TASK GOAL:
Without the pictures, output the records below word for word.

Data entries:
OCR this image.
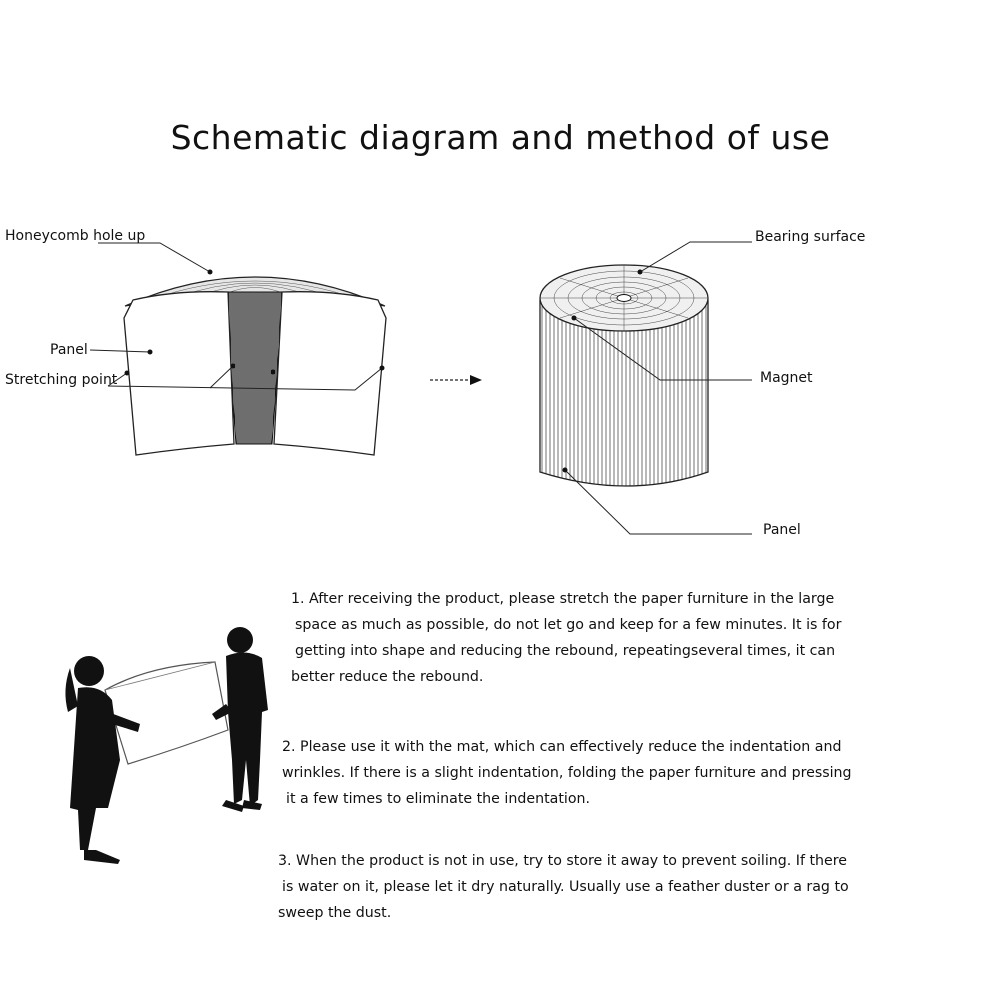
Schematic diagram and method of use
Honeycomb hole up
Panel
Stretching point
Bearing surface
Magnet
Panel
1. After receiving the product, please stretch the paper furniture in the large
space as much as possible, do not let go and keep for a few minutes. It is for
getting into shape and reducing the rebound, repeatingseveral times, it can
better reduce the rebound.
2. Please use it with the mat, which can effectively reduce the indentation and
wrinkles. If there is a slight indentation, folding the paper furniture and pressing
it a few times to eliminate the indentation.
3. When the product is not in use, try to store it away to prevent soiling. If there
is water on it, please let it dry naturally. Usually use a feather duster or a rag to
sweep the dust.
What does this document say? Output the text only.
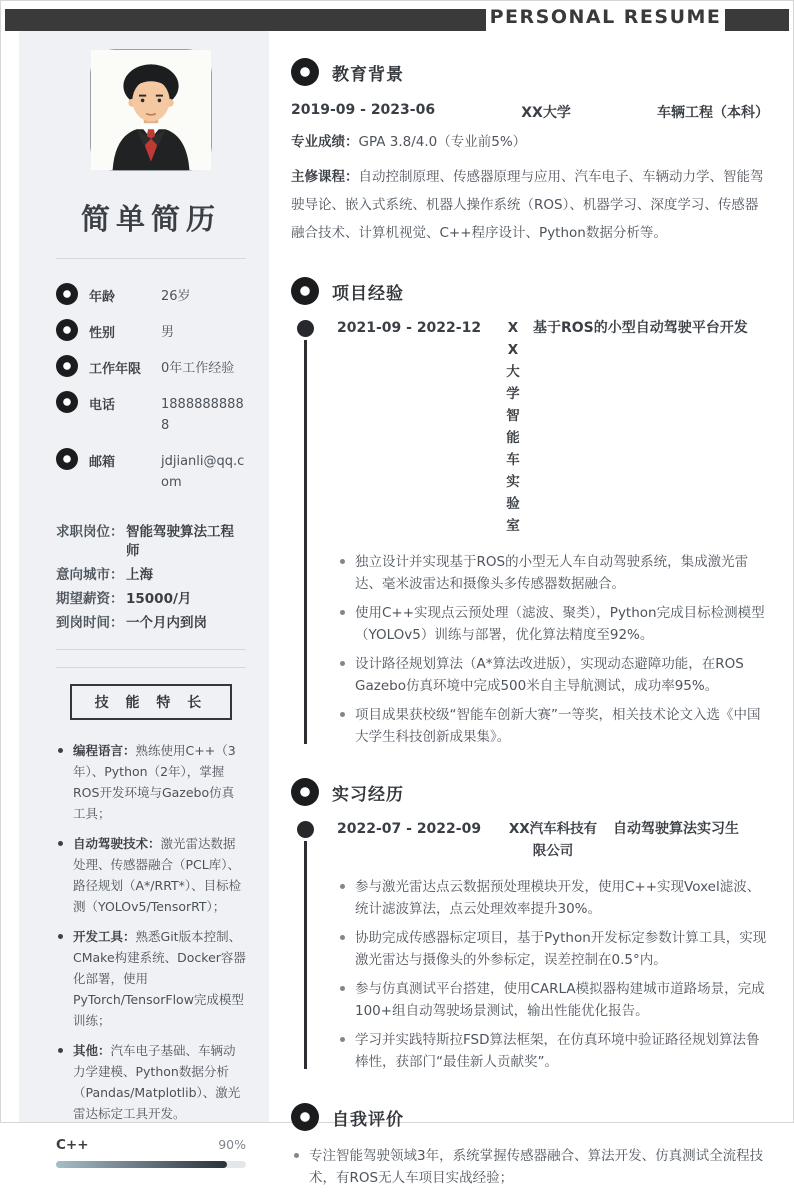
PERSONAL RESUME
简单简历
年龄	26岁
性别	男
工作年限	0年工作经验
电话	18888888888
邮箱	jdjianli@qq.com
求职岗位： 智能驾驶算法工程师
意向城市： 上海
期望薪资： 15000/月
到岗时间： 一个月内到岗
技 能 特 长
编程语言：熟练使用C++（3年）、Python（2年），掌握ROS开发环境与Gazebo仿真工具；
自动驾驶技术：激光雷达数据处理、传感器融合（PCL库）、路径规划（A*/RRT*）、目标检测（YOLOv5/TensorRT）；
开发工具：熟悉Git版本控制、CMake构建系统、Docker容器化部署，使用PyTorch/TensorFlow完成模型训练；
其他：汽车电子基础、车辆动力学建模、Python数据分析（Pandas/Matplotlib）、激光雷达标定工具开发。
C++	90%
教育背景
2019-09 - 2023-06	XX大学	车辆工程（本科）
专业成绩：GPA 3.8/4.0（专业前5%）
主修课程：自动控制原理、传感器原理与应用、汽车电子、车辆动力学、智能驾驶导论、嵌入式系统、机器人操作系统（ROS）、机器学习、深度学习、传感器融合技术、计算机视觉、C++程序设计、Python数据分析等。
项目经验
2021-09 - 2022-12	XX大学智能车实验室
基于ROS的小型自动驾驶平台开发
独立设计并实现基于ROS的小型无人车自动驾驶系统，集成激光雷达、毫米波雷达和摄像头多传感器数据融合。
使用C++实现点云预处理（滤波、聚类），Python完成目标检测模型（YOLOv5）训练与部署，优化算法精度至92%。
设计路径规划算法（A*算法改进版），实现动态避障功能，在ROS Gazebo仿真环境中完成500米自主导航测试，成功率95%。
项目成果获校级“智能车创新大赛”一等奖，相关技术论文入选《中国大学生科技创新成果集》。
实习经历
2022-07 - 2022-09	XX汽车科技有限公司
自动驾驶算法实习生
参与激光雷达点云数据预处理模块开发，使用C++实现Voxel滤波、统计滤波算法，点云处理效率提升30%。
协助完成传感器标定项目，基于Python开发标定参数计算工具，实现激光雷达与摄像头的外参标定，误差控制在0.5°内。
参与仿真测试平台搭建，使用CARLA模拟器构建城市道路场景，完成100+组自动驾驶场景测试，输出性能优化报告。
学习并实践特斯拉FSD算法框架，在仿真环境中验证路径规划算法鲁棒性，获部门“最佳新人贡献奖”。
自我评价
专注智能驾驶领域3年，系统掌握传感器融合、算法开发、仿真测试全流程技术，有ROS无人车项目实战经验；
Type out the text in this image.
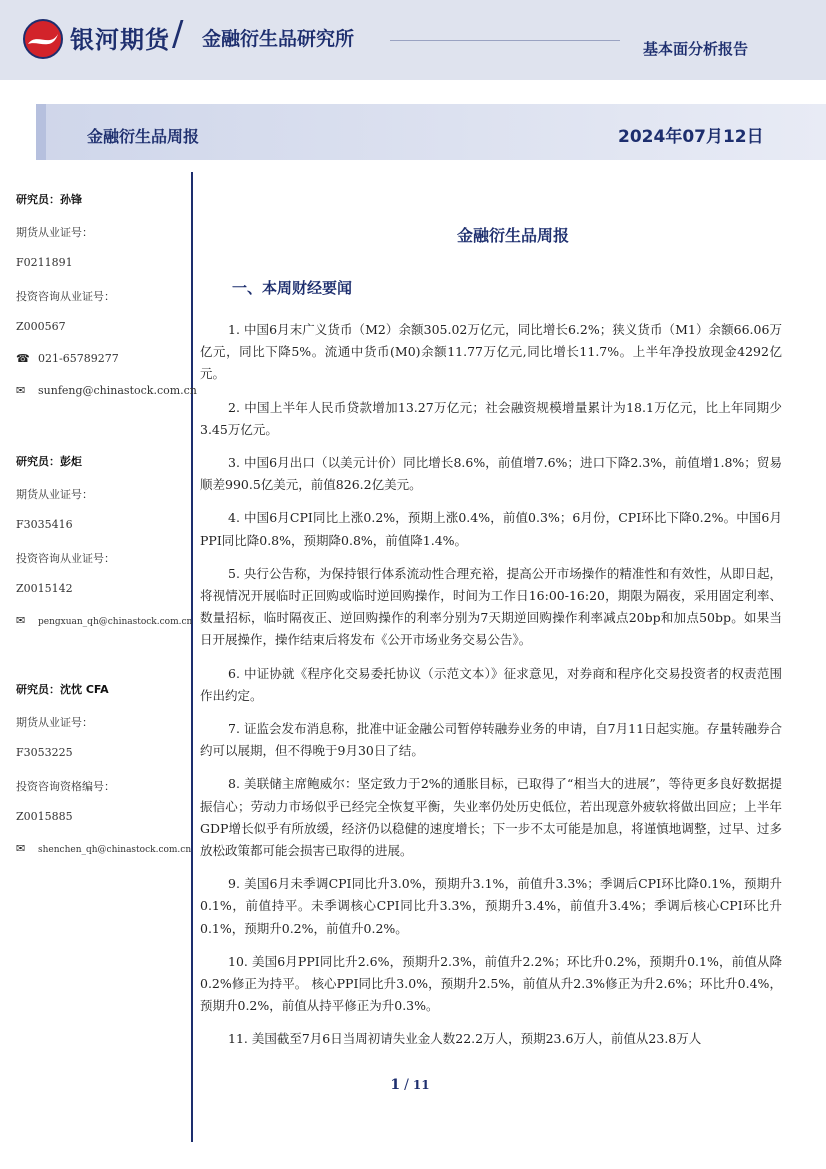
银河期货 / 金融衍生品研究所	基本面分析报告
金融衍生品周报	2024年07月12日
研究员：孙锋
期货从业证号：
F0211891
投资咨询从业证号：
Z000567
☎ 021-65789277
✉ sunfeng@chinastock.com.cn
研究员：彭炬
期货从业证号：
F3035416
投资咨询从业证号：
Z0015142
✉ pengxuan_qh@chinastock.com.cn
研究员：沈忱 CFA
期货从业证号：
F3053225
投资咨询资格编号：
Z0015885
✉ shenchen_qh@chinastock.com.cn
金融衍生品周报
一、本周财经要闻

1. 中国6月末广义货币（M2）余额305.02万亿元，同比增长6.2%；狭义货币（M1）余额66.06万亿元，同比下降5%。流通中货币(M0)余额11.77万亿元,同比增长11.7%。上半年净投放现金4292亿元。

2. 中国上半年人民币贷款增加13.27万亿元；社会融资规模增量累计为18.1万亿元，比上年同期少3.45万亿元。

3. 中国6月出口（以美元计价）同比增长8.6%，前值增7.6%；进口下降2.3%，前值增1.8%；贸易顺差990.5亿美元，前值826.2亿美元。

4. 中国6月CPI同比上涨0.2%，预期上涨0.4%，前值0.3%；6月份，CPI环比下降0.2%。中国6月PPI同比降0.8%，预期降0.8%，前值降1.4%。

5. 央行公告称，为保持银行体系流动性合理充裕，提高公开市场操作的精准性和有效性，从即日起，将视情况开展临时正回购或临时逆回购操作，时间为工作日16:00-16:20，期限为隔夜，采用固定利率、数量招标，临时隔夜正、逆回购操作的利率分别为7天期逆回购操作利率减点20bp和加点50bp。如果当日开展操作，操作结束后将发布《公开市场业务交易公告》。

6. 中证协就《程序化交易委托协议（示范文本）》征求意见，对券商和程序化交易投资者的权责范围作出约定。

7. 证监会发布消息称，批准中证金融公司暂停转融券业务的申请，自7月11日起实施。存量转融券合约可以展期，但不得晚于9月30日了结。

8. 美联储主席鲍威尔：坚定致力于2%的通胀目标，已取得了“相当大的进展”，等待更多良好数据提振信心；劳动力市场似乎已经完全恢复平衡，失业率仍处历史低位，若出现意外疲软将做出回应；上半年GDP增长似乎有所放缓，经济仍以稳健的速度增长；下一步不太可能是加息，将谨慎地调整，过早、过多放松政策都可能会损害已取得的进展。

9. 美国6月未季调CPI同比升3.0%，预期升3.1%，前值升3.3%；季调后CPI环比降0.1%，预期升0.1%，前值持平。未季调核心CPI同比升3.3%，预期升3.4%，前值升3.4%；季调后核心CPI环比升0.1%，预期升0.2%，前值升0.2%。

10. 美国6月PPI同比升2.6%，预期升2.3%，前值升2.2%；环比升0.2%，预期升0.1%，前值从降0.2%修正为持平。 核心PPI同比升3.0%，预期升2.5%，前值从升2.3%修正为升2.6%；环比升0.4%，预期升0.2%，前值从持平修正为升0.3%。

11. 美国截至7月6日当周初请失业金人数22.2万人，预期23.6万人，前值从23.8万人

1 / 11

ANSWER IN FULL:
OCR this image.
Schematic diagram and method of use
Honeycomb hole up
Panel
Stretching point
Bearing surface
Magnet
Panel
1. After receiving the product, please stretch the paper furniture in the large
space as much as possible, do not let go and keep for a few minutes. It is for
getting into shape and reducing the rebound, repeatingseveral times, it can
better reduce the rebound.
2. Please use it with the mat, which can effectively reduce the indentation and
wrinkles. If there is a slight indentation, folding the paper furniture and pressing
it a few times to eliminate the indentation.
3. When the product is not in use, try to store it away to prevent soiling. If there
is water on it, please let it dry naturally. Usually use a feather duster or a rag to
sweep the dust.
What does this document say? Output the text only.
PERSONAL RESUME
简单简历
年龄	26岁
性别	男
工作年限	0年工作经验
电话	18888888888
邮箱	jdjianli@qq.com
求职岗位： 智能驾驶算法工程师
意向城市： 上海
期望薪资： 15000/月
到岗时间： 一个月内到岗
技 能 特 长
编程语言：熟练使用C++（3年）、Python（2年），掌握ROS开发环境与Gazebo仿真工具；
自动驾驶技术：激光雷达数据处理、传感器融合（PCL库）、路径规划（A*/RRT*）、目标检测（YOLOv5/TensorRT）；
开发工具：熟悉Git版本控制、CMake构建系统、Docker容器化部署，使用PyTorch/TensorFlow完成模型训练；
其他：汽车电子基础、车辆动力学建模、Python数据分析（Pandas/Matplotlib）、激光雷达标定工具开发。
C++	90%
教育背景
2019-09 - 2023-06	XX大学	车辆工程（本科）
专业成绩：GPA 3.8/4.0（专业前5%）
主修课程：自动控制原理、传感器原理与应用、汽车电子、车辆动力学、智能驾驶导论、嵌入式系统、机器人操作系统（ROS）、机器学习、深度学习、传感器融合技术、计算机视觉、C++程序设计、Python数据分析等。
项目经验
2021-09 - 2022-12	XX大学智能车实验室
基于ROS的小型自动驾驶平台开发
独立设计并实现基于ROS的小型无人车自动驾驶系统，集成激光雷达、毫米波雷达和摄像头多传感器数据融合。
使用C++实现点云预处理（滤波、聚类），Python完成目标检测模型（YOLOv5）训练与部署，优化算法精度至92%。
设计路径规划算法（A*算法改进版），实现动态避障功能，在ROS Gazebo仿真环境中完成500米自主导航测试，成功率95%。
项目成果获校级“智能车创新大赛”一等奖，相关技术论文入选《中国大学生科技创新成果集》。
实习经历
2022-07 - 2022-09	XX汽车科技有限公司
自动驾驶算法实习生
参与激光雷达点云数据预处理模块开发，使用C++实现Voxel滤波、统计滤波算法，点云处理效率提升30%。
协助完成传感器标定项目，基于Python开发标定参数计算工具，实现激光雷达与摄像头的外参标定，误差控制在0.5°内。
参与仿真测试平台搭建，使用CARLA模拟器构建城市道路场景，完成100+组自动驾驶场景测试，输出性能优化报告。
学习并实践特斯拉FSD算法框架，在仿真环境中验证路径规划算法鲁棒性，获部门“最佳新人贡献奖”。
自我评价
专注智能驾驶领域3年，系统掌握传感器融合、算法开发、仿真测试全流程技术，有ROS无人车项目实战经验；
Type out the text in this image.
银河期货 / 金融衍生品研究所	基本面分析报告
金融衍生品周报	2024年07月12日
研究员：孙锋
期货从业证号：
F0211891
投资咨询从业证号：
Z000567
☎ 021-65789277
✉ sunfeng@chinastock.com.cn
研究员：彭炬
期货从业证号：
F3035416
投资咨询从业证号：
Z0015142
✉ pengxuan_qh@chinastock.com.cn
研究员：沈忱 CFA
期货从业证号：
F3053225
投资咨询资格编号：
Z0015885
✉ shenchen_qh@chinastock.com.cn
金融衍生品周报
一、本周财经要闻

1. 中国6月末广义货币（M2）余额305.02万亿元，同比增长6.2%；狭义货币（M1）余额66.06万亿元，同比下降5%。流通中货币(M0)余额11.77万亿元,同比增长11.7%。上半年净投放现金4292亿元。

2. 中国上半年人民币贷款增加13.27万亿元；社会融资规模增量累计为18.1万亿元，比上年同期少3.45万亿元。

3. 中国6月出口（以美元计价）同比增长8.6%，前值增7.6%；进口下降2.3%，前值增1.8%；贸易顺差990.5亿美元，前值826.2亿美元。

4. 中国6月CPI同比上涨0.2%，预期上涨0.4%，前值0.3%；6月份，CPI环比下降0.2%。中国6月PPI同比降0.8%，预期降0.8%，前值降1.4%。

5. 央行公告称，为保持银行体系流动性合理充裕，提高公开市场操作的精准性和有效性，从即日起，将视情况开展临时正回购或临时逆回购操作，时间为工作日16:00-16:20，期限为隔夜，采用固定利率、数量招标，临时隔夜正、逆回购操作的利率分别为7天期逆回购操作利率减点20bp和加点50bp。如果当日开展操作，操作结束后将发布《公开市场业务交易公告》。

6. 中证协就《程序化交易委托协议（示范文本）》征求意见，对券商和程序化交易投资者的权责范围作出约定。

7. 证监会发布消息称，批准中证金融公司暂停转融券业务的申请，自7月11日起实施。存量转融券合约可以展期，但不得晚于9月30日了结。

8. 美联储主席鲍威尔：坚定致力于2%的通胀目标，已取得了“相当大的进展”，等待更多良好数据提振信心；劳动力市场似乎已经完全恢复平衡，失业率仍处历史低位，若出现意外疲软将做出回应；上半年GDP增长似乎有所放缓，经济仍以稳健的速度增长；下一步不太可能是加息，将谨慎地调整，过早、过多放松政策都可能会损害已取得的进展。

9. 美国6月未季调CPI同比升3.0%，预期升3.1%，前值升3.3%；季调后CPI环比降0.1%，预期升0.1%，前值持平。未季调核心CPI同比升3.3%，预期升3.4%，前值升3.4%；季调后核心CPI环比升0.1%，预期升0.2%，前值升0.2%。

10. 美国6月PPI同比升2.6%，预期升2.3%，前值升2.2%；环比升0.2%，预期升0.1%，前值从降0.2%修正为持平。 核心PPI同比升3.0%，预期升2.5%，前值从升2.3%修正为升2.6%；环比升0.4%，预期升0.2%，前值从持平修正为升0.3%。

11. 美国截至7月6日当周初请失业金人数22.2万人，预期23.6万人，前值从23.8万人

1 / 11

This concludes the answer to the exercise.